══ Data supplied
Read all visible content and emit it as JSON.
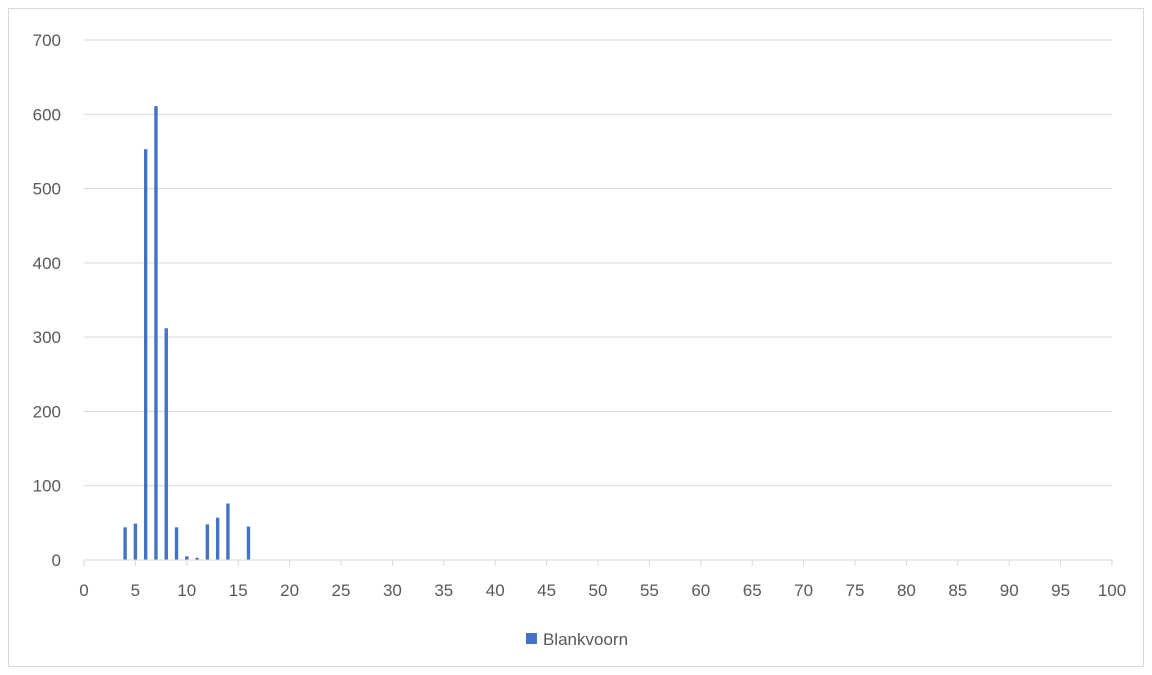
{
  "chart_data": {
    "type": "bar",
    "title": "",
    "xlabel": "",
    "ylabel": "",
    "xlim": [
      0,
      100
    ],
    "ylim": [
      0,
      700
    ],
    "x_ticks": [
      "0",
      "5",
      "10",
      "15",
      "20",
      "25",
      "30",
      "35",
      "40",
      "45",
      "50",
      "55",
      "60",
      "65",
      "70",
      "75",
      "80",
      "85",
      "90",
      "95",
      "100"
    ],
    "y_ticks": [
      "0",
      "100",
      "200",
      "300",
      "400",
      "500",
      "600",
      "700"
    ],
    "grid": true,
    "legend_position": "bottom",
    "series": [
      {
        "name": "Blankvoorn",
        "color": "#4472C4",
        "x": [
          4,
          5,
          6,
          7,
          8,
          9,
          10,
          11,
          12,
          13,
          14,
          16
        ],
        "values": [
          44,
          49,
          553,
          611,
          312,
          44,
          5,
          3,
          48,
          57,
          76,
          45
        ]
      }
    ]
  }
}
════
══ Data supplied
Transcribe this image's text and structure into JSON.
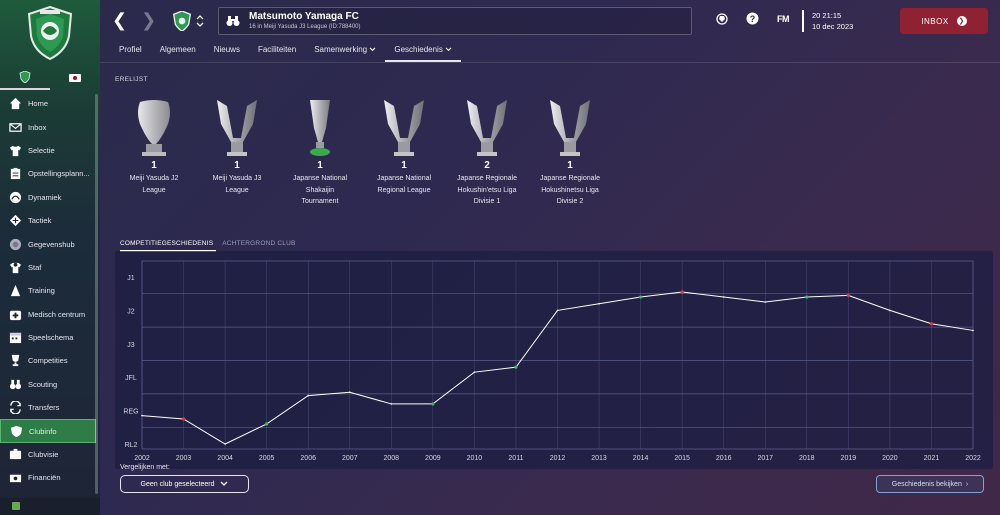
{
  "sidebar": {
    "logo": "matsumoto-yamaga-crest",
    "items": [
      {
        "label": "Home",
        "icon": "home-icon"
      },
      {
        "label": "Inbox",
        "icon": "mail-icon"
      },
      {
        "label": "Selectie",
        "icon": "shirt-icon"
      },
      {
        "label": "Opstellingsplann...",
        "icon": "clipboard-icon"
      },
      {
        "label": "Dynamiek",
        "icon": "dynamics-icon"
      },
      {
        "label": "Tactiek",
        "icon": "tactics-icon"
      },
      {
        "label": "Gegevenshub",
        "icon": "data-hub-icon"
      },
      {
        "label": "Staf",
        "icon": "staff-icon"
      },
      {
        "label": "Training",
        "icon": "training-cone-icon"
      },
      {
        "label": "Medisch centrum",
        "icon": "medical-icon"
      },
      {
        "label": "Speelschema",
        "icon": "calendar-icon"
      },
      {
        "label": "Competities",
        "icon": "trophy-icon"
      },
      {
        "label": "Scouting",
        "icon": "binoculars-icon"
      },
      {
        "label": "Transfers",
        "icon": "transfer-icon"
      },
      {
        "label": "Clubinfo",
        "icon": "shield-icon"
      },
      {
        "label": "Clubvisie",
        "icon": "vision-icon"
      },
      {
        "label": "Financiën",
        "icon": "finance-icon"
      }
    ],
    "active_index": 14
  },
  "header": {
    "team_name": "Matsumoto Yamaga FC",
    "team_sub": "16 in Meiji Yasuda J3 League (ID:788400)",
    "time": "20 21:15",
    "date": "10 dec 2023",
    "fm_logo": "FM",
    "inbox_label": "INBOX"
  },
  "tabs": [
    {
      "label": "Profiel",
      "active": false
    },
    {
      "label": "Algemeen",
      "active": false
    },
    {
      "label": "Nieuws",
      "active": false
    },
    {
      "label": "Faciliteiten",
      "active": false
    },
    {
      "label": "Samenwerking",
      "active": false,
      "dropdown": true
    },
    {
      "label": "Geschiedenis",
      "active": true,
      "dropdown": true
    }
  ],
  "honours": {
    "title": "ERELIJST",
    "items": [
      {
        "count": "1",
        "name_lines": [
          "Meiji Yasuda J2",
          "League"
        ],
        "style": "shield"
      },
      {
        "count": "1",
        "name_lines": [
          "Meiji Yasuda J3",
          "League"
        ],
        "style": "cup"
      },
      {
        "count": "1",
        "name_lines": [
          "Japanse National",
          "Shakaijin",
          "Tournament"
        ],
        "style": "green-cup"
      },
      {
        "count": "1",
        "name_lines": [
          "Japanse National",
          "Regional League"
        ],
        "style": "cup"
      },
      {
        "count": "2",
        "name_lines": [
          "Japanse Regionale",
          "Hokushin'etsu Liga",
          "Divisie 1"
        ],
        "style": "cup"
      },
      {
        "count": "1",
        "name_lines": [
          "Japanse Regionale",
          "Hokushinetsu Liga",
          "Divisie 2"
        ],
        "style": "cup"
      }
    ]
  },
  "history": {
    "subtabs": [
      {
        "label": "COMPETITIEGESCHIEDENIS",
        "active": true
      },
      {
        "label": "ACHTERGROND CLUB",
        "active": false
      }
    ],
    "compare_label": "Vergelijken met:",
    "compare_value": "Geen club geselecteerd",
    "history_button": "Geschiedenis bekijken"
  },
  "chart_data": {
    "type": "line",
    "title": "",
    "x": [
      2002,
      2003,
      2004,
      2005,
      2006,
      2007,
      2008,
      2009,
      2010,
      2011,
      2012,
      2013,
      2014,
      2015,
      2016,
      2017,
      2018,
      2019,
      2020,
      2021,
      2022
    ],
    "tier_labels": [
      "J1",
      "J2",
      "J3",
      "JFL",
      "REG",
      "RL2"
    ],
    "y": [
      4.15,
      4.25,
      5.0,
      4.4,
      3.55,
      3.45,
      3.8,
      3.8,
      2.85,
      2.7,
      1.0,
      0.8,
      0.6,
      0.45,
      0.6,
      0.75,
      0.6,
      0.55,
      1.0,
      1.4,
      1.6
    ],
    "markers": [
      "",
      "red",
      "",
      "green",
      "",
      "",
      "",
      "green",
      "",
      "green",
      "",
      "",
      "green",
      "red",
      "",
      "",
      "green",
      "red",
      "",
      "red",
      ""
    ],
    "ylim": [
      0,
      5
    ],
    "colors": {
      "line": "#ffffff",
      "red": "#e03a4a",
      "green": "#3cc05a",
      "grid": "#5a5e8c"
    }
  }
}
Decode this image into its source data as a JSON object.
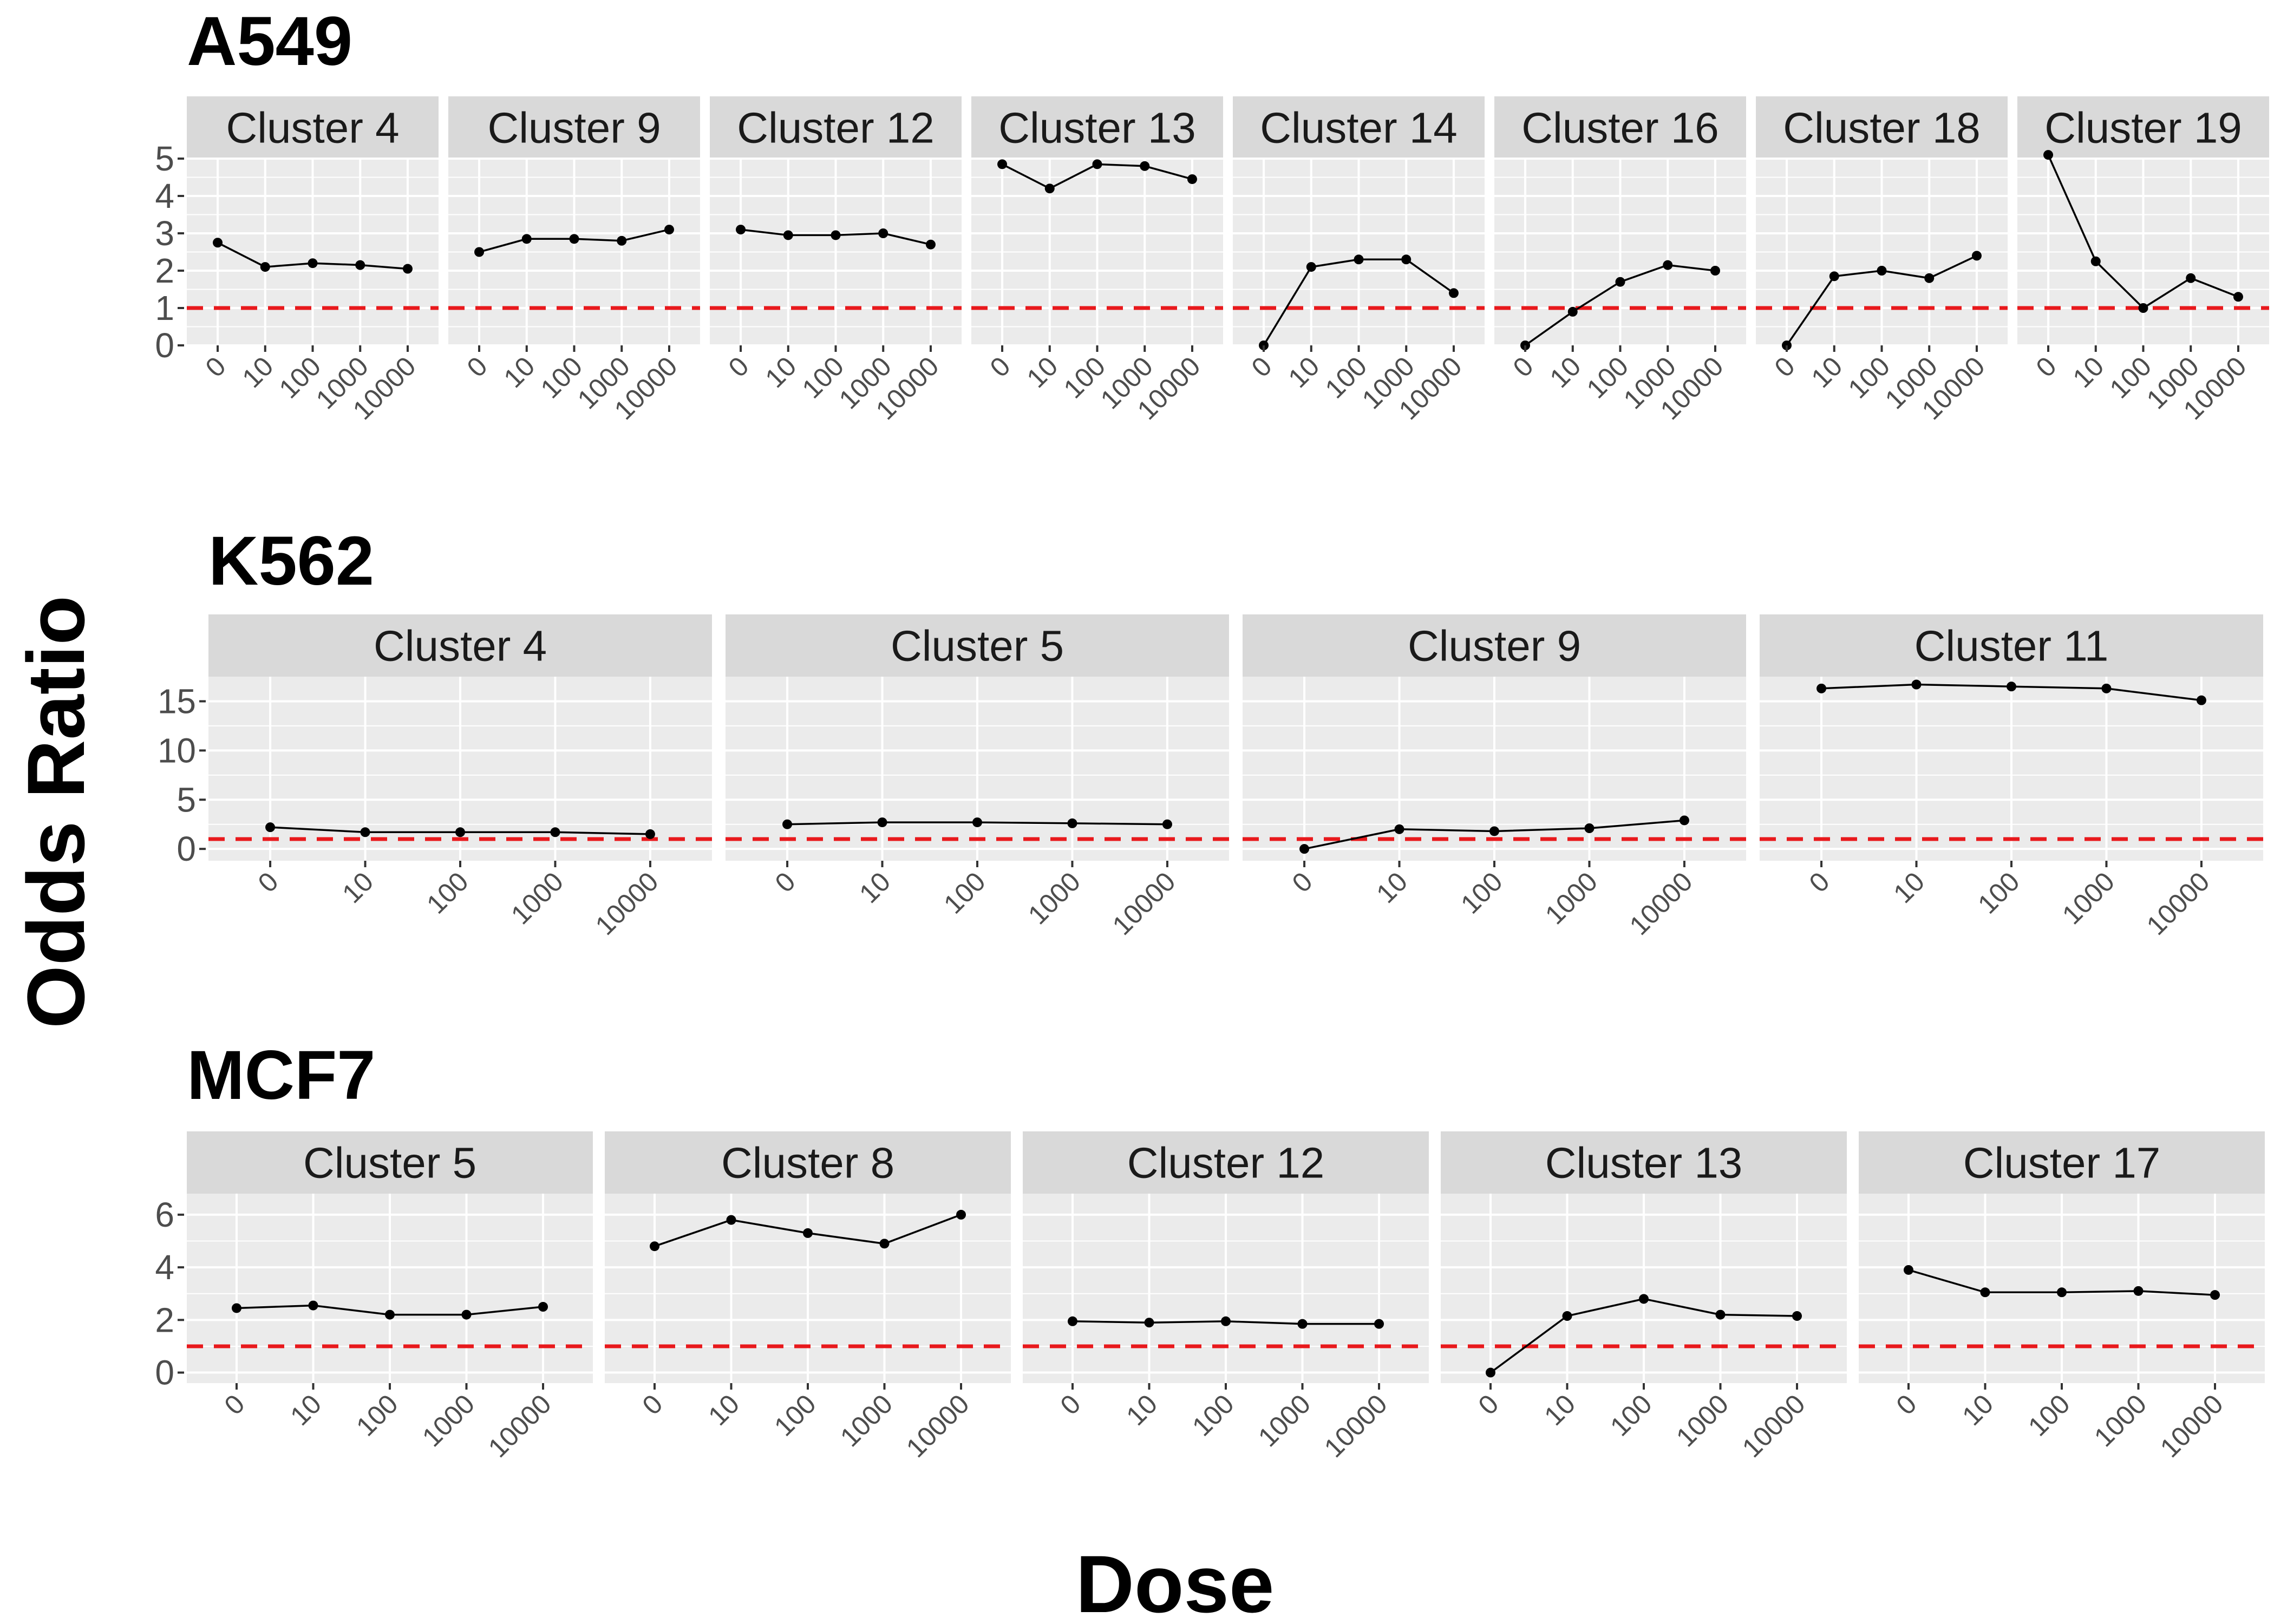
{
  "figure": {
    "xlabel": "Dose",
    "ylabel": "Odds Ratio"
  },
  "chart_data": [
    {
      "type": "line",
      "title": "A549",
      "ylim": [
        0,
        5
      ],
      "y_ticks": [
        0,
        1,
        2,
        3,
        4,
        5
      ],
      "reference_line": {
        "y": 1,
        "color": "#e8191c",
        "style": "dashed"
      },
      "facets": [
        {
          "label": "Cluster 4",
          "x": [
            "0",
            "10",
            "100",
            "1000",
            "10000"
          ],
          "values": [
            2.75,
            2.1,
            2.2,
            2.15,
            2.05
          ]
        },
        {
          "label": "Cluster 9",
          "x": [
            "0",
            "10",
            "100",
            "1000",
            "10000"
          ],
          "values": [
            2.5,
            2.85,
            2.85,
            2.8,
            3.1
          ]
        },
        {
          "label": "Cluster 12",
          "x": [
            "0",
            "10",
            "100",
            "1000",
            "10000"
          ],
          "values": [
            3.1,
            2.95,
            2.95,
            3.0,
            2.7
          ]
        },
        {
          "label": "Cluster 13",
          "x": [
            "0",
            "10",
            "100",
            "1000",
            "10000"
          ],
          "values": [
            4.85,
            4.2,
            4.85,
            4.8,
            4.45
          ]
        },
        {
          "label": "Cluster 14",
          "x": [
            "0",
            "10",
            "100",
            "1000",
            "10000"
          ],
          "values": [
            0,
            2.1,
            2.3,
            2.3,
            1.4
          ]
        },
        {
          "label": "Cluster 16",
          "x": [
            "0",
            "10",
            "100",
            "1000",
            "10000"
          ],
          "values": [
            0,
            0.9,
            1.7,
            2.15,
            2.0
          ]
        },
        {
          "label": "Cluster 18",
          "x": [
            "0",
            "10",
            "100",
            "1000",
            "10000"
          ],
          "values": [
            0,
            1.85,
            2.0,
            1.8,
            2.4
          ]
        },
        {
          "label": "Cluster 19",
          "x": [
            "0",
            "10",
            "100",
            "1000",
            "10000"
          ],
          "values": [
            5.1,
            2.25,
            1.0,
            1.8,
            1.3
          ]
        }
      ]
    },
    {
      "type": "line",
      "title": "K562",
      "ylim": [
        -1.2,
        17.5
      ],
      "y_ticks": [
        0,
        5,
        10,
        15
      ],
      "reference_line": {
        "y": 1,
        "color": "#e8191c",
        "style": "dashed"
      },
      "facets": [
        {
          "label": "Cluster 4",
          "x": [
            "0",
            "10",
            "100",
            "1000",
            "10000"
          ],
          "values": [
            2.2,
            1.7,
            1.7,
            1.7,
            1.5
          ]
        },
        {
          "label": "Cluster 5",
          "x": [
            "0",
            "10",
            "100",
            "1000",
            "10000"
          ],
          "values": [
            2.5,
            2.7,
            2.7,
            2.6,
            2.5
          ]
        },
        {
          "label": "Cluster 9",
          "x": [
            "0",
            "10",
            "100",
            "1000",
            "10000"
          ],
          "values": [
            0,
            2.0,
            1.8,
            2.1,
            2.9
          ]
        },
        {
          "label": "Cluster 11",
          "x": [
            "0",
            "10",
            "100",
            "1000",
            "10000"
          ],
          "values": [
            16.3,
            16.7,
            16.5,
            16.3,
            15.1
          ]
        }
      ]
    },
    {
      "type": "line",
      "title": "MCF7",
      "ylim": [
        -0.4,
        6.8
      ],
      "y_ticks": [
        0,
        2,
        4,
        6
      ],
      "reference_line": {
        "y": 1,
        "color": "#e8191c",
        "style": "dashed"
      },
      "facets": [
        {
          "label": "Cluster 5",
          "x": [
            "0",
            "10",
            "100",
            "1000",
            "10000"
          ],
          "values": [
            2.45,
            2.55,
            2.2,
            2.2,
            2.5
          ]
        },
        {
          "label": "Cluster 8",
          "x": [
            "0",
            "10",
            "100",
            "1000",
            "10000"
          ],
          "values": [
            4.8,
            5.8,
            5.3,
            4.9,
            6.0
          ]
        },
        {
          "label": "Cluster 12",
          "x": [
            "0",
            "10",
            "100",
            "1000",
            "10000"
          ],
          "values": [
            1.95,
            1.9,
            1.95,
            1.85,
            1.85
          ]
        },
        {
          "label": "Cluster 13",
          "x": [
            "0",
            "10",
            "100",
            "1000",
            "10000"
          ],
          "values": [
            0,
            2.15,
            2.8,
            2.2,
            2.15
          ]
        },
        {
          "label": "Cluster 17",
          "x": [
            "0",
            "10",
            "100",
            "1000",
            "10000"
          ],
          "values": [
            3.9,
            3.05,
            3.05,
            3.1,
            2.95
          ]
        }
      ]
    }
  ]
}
════
— Your task —
Only a number is wanted: how many lines above include "Meiji"?

— Written reply —
3